> _Challenge_
Please transcribe the records precisely; pictures stay out of your copy.

> _Information supplied_

========================================================================

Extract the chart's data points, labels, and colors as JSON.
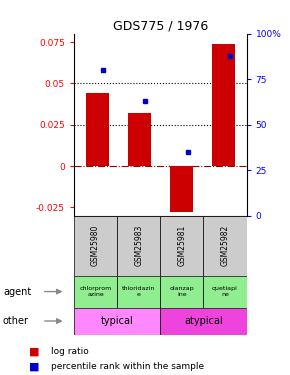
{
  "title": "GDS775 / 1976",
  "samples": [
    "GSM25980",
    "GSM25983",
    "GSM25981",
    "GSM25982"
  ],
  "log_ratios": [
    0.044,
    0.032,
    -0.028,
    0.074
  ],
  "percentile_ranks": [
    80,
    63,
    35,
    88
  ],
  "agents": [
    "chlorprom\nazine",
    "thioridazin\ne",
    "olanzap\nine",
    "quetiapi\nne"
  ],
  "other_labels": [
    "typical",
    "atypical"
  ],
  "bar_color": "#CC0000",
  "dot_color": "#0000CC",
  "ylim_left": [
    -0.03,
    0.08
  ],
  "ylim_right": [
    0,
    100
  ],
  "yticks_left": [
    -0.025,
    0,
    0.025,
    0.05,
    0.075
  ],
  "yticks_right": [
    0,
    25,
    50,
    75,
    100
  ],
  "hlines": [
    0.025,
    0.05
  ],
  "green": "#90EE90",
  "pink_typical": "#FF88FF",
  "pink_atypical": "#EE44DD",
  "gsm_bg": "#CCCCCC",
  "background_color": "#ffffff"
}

========================================================================

> _Output for this exercise_
Extract the chart's data points, labels, and colors as JSON.
{
  "title": "GDS775 / 1976",
  "samples": [
    "GSM25980",
    "GSM25983",
    "GSM25981",
    "GSM25982"
  ],
  "log_ratios": [
    0.044,
    0.032,
    -0.028,
    0.074
  ],
  "percentile_ranks": [
    80,
    63,
    35,
    88
  ],
  "agents": [
    "chlorprom\nazine",
    "thioridazin\ne",
    "olanzap\nine",
    "quetiapi\nne"
  ],
  "other_labels": [
    "typical",
    "atypical"
  ],
  "bar_color": "#CC0000",
  "dot_color": "#0000CC",
  "ylim_left": [
    -0.03,
    0.08
  ],
  "ylim_right": [
    0,
    100
  ],
  "yticks_left": [
    -0.025,
    0,
    0.025,
    0.05,
    0.075
  ],
  "yticks_right": [
    0,
    25,
    50,
    75,
    100
  ],
  "hlines": [
    0.025,
    0.05
  ],
  "green": "#90EE90",
  "pink_typical": "#FF88FF",
  "pink_atypical": "#EE44DD",
  "gsm_bg": "#CCCCCC",
  "background_color": "#ffffff"
}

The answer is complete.